Task details
Nothing in the records may be left out or altered; reproduce them all exactly.
┄┄┄┄┄┄┄┄┄┄┄┄┄┄┄┄┄┄┄┄
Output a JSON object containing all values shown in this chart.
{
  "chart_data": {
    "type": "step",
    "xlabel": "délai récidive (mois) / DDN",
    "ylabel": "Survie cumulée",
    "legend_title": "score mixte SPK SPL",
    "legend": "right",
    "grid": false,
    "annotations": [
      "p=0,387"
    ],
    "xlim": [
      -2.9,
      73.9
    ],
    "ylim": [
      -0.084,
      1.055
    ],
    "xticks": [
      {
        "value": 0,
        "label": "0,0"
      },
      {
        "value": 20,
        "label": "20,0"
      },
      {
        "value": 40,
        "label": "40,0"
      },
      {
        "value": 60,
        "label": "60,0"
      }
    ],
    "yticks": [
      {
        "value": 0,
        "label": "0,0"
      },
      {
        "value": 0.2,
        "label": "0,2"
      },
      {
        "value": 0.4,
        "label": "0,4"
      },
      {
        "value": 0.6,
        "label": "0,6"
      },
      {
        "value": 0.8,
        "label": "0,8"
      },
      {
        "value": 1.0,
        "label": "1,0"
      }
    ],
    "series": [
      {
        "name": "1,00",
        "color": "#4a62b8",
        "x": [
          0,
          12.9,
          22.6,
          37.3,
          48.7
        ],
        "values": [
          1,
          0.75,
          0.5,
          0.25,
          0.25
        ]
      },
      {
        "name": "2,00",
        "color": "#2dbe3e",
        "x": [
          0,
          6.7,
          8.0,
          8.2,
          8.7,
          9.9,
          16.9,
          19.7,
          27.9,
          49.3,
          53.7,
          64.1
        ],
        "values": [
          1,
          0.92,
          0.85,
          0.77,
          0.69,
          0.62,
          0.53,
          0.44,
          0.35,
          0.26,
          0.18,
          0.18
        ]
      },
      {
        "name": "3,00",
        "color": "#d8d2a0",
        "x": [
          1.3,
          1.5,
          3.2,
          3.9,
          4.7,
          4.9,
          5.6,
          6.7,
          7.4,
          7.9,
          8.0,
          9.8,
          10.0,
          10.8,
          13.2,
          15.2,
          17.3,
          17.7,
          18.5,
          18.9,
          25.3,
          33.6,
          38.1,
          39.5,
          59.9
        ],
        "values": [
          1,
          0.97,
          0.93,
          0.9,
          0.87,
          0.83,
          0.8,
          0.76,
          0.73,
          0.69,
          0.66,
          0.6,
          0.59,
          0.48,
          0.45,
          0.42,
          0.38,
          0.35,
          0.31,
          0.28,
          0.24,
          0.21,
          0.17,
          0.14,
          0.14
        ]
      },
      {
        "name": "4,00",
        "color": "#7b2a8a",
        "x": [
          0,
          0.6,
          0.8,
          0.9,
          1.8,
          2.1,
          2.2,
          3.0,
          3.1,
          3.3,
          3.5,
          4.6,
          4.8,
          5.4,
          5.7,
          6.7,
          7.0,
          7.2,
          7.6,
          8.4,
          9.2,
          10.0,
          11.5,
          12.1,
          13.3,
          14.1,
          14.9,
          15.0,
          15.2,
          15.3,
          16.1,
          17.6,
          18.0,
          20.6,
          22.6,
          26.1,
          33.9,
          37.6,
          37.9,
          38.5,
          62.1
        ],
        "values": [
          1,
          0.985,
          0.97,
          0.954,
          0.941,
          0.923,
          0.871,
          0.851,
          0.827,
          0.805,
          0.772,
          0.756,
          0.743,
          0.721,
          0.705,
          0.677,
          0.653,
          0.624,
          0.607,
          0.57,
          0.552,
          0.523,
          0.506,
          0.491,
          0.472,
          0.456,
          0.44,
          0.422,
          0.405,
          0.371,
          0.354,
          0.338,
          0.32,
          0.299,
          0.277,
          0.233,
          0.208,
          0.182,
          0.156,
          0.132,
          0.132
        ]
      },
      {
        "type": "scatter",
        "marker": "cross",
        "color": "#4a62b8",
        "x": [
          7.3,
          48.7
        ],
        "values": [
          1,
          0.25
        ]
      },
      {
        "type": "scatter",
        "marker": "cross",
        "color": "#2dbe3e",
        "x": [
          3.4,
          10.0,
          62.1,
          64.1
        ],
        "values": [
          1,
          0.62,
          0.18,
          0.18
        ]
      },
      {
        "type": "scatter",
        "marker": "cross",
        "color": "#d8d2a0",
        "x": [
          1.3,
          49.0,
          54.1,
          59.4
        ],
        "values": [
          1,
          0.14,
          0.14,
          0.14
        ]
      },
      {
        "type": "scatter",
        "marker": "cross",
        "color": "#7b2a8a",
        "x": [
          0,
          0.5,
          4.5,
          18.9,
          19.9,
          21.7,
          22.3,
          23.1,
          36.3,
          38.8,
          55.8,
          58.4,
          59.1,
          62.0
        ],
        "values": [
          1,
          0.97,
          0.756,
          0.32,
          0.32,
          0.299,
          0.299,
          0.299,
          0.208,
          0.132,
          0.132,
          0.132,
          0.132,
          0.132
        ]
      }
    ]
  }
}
┄┄┄┄┄┄┄┄┄┄┄┄┄┄┄┄┄┄┄┄
Answer for this exercise
Output a JSON object containing all values shown in this chart.
{
  "chart_data": {
    "type": "step",
    "xlabel": "délai récidive (mois) / DDN",
    "ylabel": "Survie cumulée",
    "legend_title": "score mixte SPK SPL",
    "legend": "right",
    "grid": false,
    "annotations": [
      "p=0,387"
    ],
    "xlim": [
      -2.9,
      73.9
    ],
    "ylim": [
      -0.084,
      1.055
    ],
    "xticks": [
      {
        "value": 0,
        "label": "0,0"
      },
      {
        "value": 20,
        "label": "20,0"
      },
      {
        "value": 40,
        "label": "40,0"
      },
      {
        "value": 60,
        "label": "60,0"
      }
    ],
    "yticks": [
      {
        "value": 0,
        "label": "0,0"
      },
      {
        "value": 0.2,
        "label": "0,2"
      },
      {
        "value": 0.4,
        "label": "0,4"
      },
      {
        "value": 0.6,
        "label": "0,6"
      },
      {
        "value": 0.8,
        "label": "0,8"
      },
      {
        "value": 1.0,
        "label": "1,0"
      }
    ],
    "series": [
      {
        "name": "1,00",
        "color": "#4a62b8",
        "x": [
          0,
          12.9,
          22.6,
          37.3,
          48.7
        ],
        "values": [
          1,
          0.75,
          0.5,
          0.25,
          0.25
        ]
      },
      {
        "name": "2,00",
        "color": "#2dbe3e",
        "x": [
          0,
          6.7,
          8.0,
          8.2,
          8.7,
          9.9,
          16.9,
          19.7,
          27.9,
          49.3,
          53.7,
          64.1
        ],
        "values": [
          1,
          0.92,
          0.85,
          0.77,
          0.69,
          0.62,
          0.53,
          0.44,
          0.35,
          0.26,
          0.18,
          0.18
        ]
      },
      {
        "name": "3,00",
        "color": "#d8d2a0",
        "x": [
          1.3,
          1.5,
          3.2,
          3.9,
          4.7,
          4.9,
          5.6,
          6.7,
          7.4,
          7.9,
          8.0,
          9.8,
          10.0,
          10.8,
          13.2,
          15.2,
          17.3,
          17.7,
          18.5,
          18.9,
          25.3,
          33.6,
          38.1,
          39.5,
          59.9
        ],
        "values": [
          1,
          0.97,
          0.93,
          0.9,
          0.87,
          0.83,
          0.8,
          0.76,
          0.73,
          0.69,
          0.66,
          0.6,
          0.59,
          0.48,
          0.45,
          0.42,
          0.38,
          0.35,
          0.31,
          0.28,
          0.24,
          0.21,
          0.17,
          0.14,
          0.14
        ]
      },
      {
        "name": "4,00",
        "color": "#7b2a8a",
        "x": [
          0,
          0.6,
          0.8,
          0.9,
          1.8,
          2.1,
          2.2,
          3.0,
          3.1,
          3.3,
          3.5,
          4.6,
          4.8,
          5.4,
          5.7,
          6.7,
          7.0,
          7.2,
          7.6,
          8.4,
          9.2,
          10.0,
          11.5,
          12.1,
          13.3,
          14.1,
          14.9,
          15.0,
          15.2,
          15.3,
          16.1,
          17.6,
          18.0,
          20.6,
          22.6,
          26.1,
          33.9,
          37.6,
          37.9,
          38.5,
          62.1
        ],
        "values": [
          1,
          0.985,
          0.97,
          0.954,
          0.941,
          0.923,
          0.871,
          0.851,
          0.827,
          0.805,
          0.772,
          0.756,
          0.743,
          0.721,
          0.705,
          0.677,
          0.653,
          0.624,
          0.607,
          0.57,
          0.552,
          0.523,
          0.506,
          0.491,
          0.472,
          0.456,
          0.44,
          0.422,
          0.405,
          0.371,
          0.354,
          0.338,
          0.32,
          0.299,
          0.277,
          0.233,
          0.208,
          0.182,
          0.156,
          0.132,
          0.132
        ]
      },
      {
        "type": "scatter",
        "marker": "cross",
        "color": "#4a62b8",
        "x": [
          7.3,
          48.7
        ],
        "values": [
          1,
          0.25
        ]
      },
      {
        "type": "scatter",
        "marker": "cross",
        "color": "#2dbe3e",
        "x": [
          3.4,
          10.0,
          62.1,
          64.1
        ],
        "values": [
          1,
          0.62,
          0.18,
          0.18
        ]
      },
      {
        "type": "scatter",
        "marker": "cross",
        "color": "#d8d2a0",
        "x": [
          1.3,
          49.0,
          54.1,
          59.4
        ],
        "values": [
          1,
          0.14,
          0.14,
          0.14
        ]
      },
      {
        "type": "scatter",
        "marker": "cross",
        "color": "#7b2a8a",
        "x": [
          0,
          0.5,
          4.5,
          18.9,
          19.9,
          21.7,
          22.3,
          23.1,
          36.3,
          38.8,
          55.8,
          58.4,
          59.1,
          62.0
        ],
        "values": [
          1,
          0.97,
          0.756,
          0.32,
          0.32,
          0.299,
          0.299,
          0.299,
          0.208,
          0.132,
          0.132,
          0.132,
          0.132,
          0.132
        ]
      }
    ]
  }
}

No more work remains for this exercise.